→ **Extracted data entries**
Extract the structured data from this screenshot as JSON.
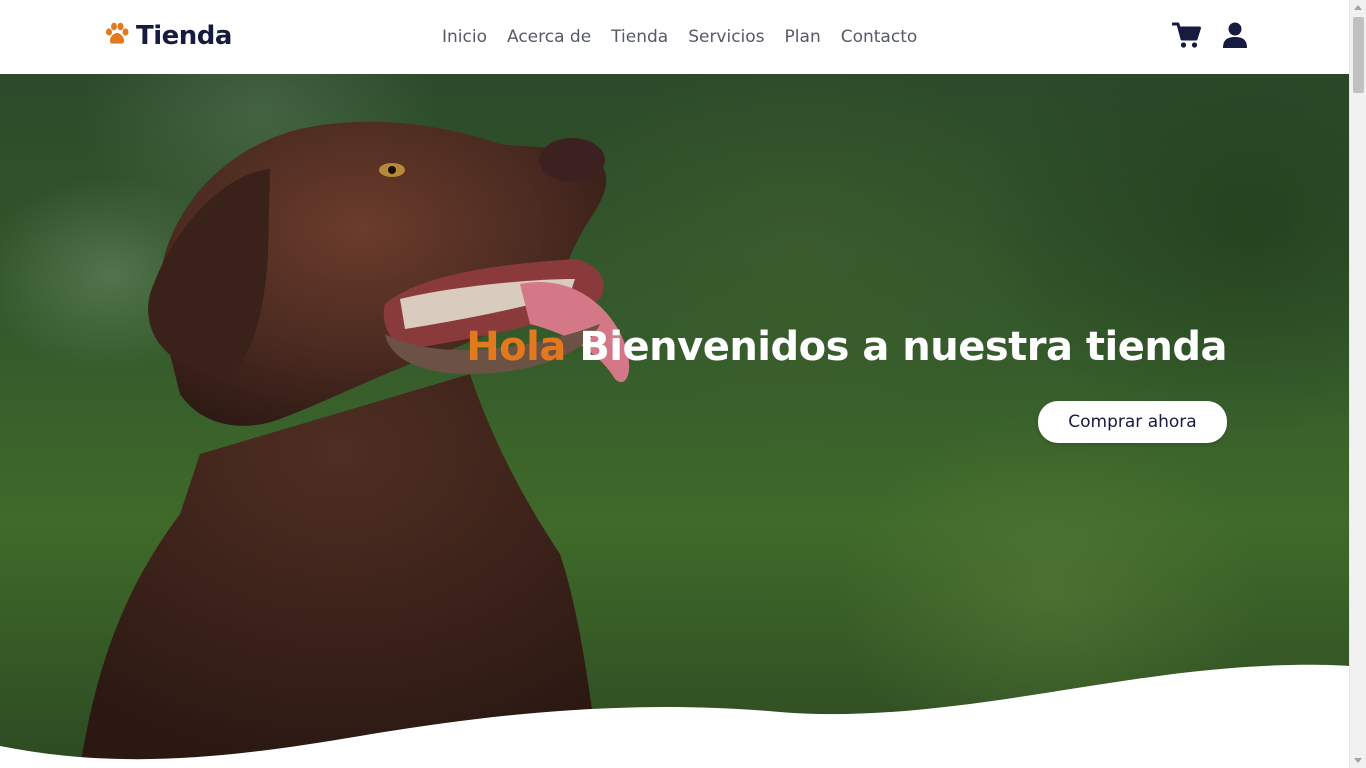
{
  "brand": {
    "name": "Tienda",
    "icon": "paw-icon",
    "accent_color": "#e2791c",
    "text_color": "#161b3f"
  },
  "nav": {
    "items": [
      {
        "label": "Inicio"
      },
      {
        "label": "Acerca de"
      },
      {
        "label": "Tienda"
      },
      {
        "label": "Servicios"
      },
      {
        "label": "Plan"
      },
      {
        "label": "Contacto"
      }
    ]
  },
  "header_icons": {
    "cart": "shopping-cart-icon",
    "user": "user-icon"
  },
  "hero": {
    "title_accent": "Hola",
    "title_rest": "Bienvenidos a nuestra tienda",
    "cta_label": "Comprar ahora",
    "background_color": "#355b2b"
  }
}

→ **Stated problem**
Extract the entries in full, exactly as they are, minus the pictures.

→ **Answer**
Extract the structured data from this screenshot as JSON.
{
  "brand": {
    "name": "Tienda",
    "icon": "paw-icon",
    "accent_color": "#e2791c",
    "text_color": "#161b3f"
  },
  "nav": {
    "items": [
      {
        "label": "Inicio"
      },
      {
        "label": "Acerca de"
      },
      {
        "label": "Tienda"
      },
      {
        "label": "Servicios"
      },
      {
        "label": "Plan"
      },
      {
        "label": "Contacto"
      }
    ]
  },
  "header_icons": {
    "cart": "shopping-cart-icon",
    "user": "user-icon"
  },
  "hero": {
    "title_accent": "Hola",
    "title_rest": "Bienvenidos a nuestra tienda",
    "cta_label": "Comprar ahora",
    "background_color": "#355b2b"
  }
}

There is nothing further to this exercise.